• _What is being asked_: Write down the passage of the opinion piece below word for word, starting with "(Of course, the" and going on through "even their own.".

• _Text excerpt_:
※ ※ ※

Uber feminist Sandberg tells women to slut it up before marrying a diaper-changer

One of the core doctrines of modern feminism is to “have it all” no matter the cost of “having it all,” to men, to society, to civilization and, in the long run, to women themselves. A lot of Sikh women have bought into this thinking hook, line and sinker.

Enabled by myriad contraceptive choices, lifestyle abortions and even infanticide, the unbridled exercise of female sexuality today has meant that “having it all” includes women slutting it up in total abandon (while they still can) with bad boys before they end up on the wrong side of 30, with their biological clock ticking, their youth and beauty busted physically by a decade and a half of drinking and hard partying, and their emotional health and biological pair-bonding ability ruined by years of casual sex with “emotionally unavailable” unwholesome men.

The preceding statement is not an exaggeration. Watch this video clip of two 30-something influencers dishing out “advice to their 20 year old selves”:

“You sleep with the bad boy, you do not marry him.”

Sikh men ought to pay attention. This is the cultural diet Sikh women in western countries and, increasingly, in most of the rest of the world, are ingesting. Give it another 5-10 years and you’ll have these attitudes spread pretty widely among young Sikh women. The more “sophisticated” vanguard of the current generation of 20-and 30-something daughters of Sikh families have already conquered this territory.

Short of a lengthy, expensive and still unreliable private investigation, you cannot really tell how virtuous a woman has been, and a slut is definitely not going to give a prospective husband anything more than a heavily redacted version of her sexual history. So it’s best to stick to the expectation of virginity in your brides. Besides, it is a proven fact that the farther a woman drifts from virgin status, the likelier she is to eventually divorce her husband. (Lazy feminists should spend some time googling it before demanding citations – the research is out there in the public domain.)

(Of course, the immediate retort from a lot of female readers will be: “But what about the Sikh men? They sleep around too!” Ladies, it is your responsibility to guard your own virtue. And you also have the choice and the responsibility of saying no to such men, assuming that is really your point.)

Coming back to “you sleep with the bad boy, you do not marry him”: the vehement feminist campaign to fight “slut-shaming” is precisely aimed at enabling the sexual “having it all” until they no longer can and then the game shifts to trapping diaper-changing, stable-income nice-guy provider fools some of whom are changing the diapers unaware that the babies are not even their own.

※ ※ ※

• _Supplied information_:

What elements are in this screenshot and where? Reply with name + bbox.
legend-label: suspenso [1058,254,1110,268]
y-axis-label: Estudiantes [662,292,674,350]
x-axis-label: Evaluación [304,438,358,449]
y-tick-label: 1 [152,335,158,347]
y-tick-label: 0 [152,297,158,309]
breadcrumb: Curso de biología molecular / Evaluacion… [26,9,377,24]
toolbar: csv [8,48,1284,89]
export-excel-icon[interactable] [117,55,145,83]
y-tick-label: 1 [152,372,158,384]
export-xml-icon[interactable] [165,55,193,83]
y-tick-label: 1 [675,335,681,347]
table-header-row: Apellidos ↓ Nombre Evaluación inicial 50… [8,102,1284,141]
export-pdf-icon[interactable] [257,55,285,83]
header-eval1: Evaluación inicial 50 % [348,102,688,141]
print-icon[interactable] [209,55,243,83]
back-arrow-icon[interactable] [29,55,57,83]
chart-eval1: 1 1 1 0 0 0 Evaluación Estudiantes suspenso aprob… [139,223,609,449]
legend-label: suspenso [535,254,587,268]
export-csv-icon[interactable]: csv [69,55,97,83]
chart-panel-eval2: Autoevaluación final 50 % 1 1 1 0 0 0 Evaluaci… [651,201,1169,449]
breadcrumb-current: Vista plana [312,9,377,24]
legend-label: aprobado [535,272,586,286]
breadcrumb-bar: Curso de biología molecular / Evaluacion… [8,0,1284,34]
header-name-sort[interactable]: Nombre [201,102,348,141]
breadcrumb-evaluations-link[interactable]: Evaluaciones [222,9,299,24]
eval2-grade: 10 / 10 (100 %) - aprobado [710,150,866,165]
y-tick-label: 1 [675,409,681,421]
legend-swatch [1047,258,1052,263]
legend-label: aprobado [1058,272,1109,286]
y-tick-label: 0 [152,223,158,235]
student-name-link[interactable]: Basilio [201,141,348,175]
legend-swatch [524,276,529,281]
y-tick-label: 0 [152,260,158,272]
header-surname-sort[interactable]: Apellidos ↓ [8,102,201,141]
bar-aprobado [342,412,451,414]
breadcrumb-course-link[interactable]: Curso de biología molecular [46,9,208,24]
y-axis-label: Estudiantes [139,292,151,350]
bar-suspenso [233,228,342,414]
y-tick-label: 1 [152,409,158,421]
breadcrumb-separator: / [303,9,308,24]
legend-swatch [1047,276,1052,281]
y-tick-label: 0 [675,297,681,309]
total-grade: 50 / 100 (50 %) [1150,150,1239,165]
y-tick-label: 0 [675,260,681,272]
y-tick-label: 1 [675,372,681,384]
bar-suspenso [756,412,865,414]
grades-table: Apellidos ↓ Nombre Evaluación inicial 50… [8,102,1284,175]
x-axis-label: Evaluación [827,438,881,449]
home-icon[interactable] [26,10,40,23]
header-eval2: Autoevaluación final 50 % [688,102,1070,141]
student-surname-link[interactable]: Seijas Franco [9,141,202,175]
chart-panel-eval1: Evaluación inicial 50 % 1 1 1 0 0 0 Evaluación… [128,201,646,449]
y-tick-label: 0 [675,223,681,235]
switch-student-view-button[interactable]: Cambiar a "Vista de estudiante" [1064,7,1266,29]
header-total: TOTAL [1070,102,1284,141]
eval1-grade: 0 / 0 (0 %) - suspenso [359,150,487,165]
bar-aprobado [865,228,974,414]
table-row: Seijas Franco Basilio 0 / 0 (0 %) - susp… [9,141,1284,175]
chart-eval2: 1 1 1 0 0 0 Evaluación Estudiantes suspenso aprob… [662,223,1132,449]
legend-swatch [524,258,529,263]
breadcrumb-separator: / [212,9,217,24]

※ ※ ※

• _Answer area_:
(Of course, the immediate retort from a lot of female readers will be: “But what about the Sikh men? They sleep around too!” Ladies, it is your responsibility to guard your own virtue. And you also have the choice and the responsibility of saying no to such men, assuming that is really your point.)

Coming back to “you sleep with the bad boy, you do not marry him”: the vehement feminist campaign to fight “slut-shaming” is precisely aimed at enabling the sexual “having it all” until they no longer can and then the game shifts to trapping diaper-changing, stable-income nice-guy provider fools some of whom are changing the diapers unaware that the babies are not even their own.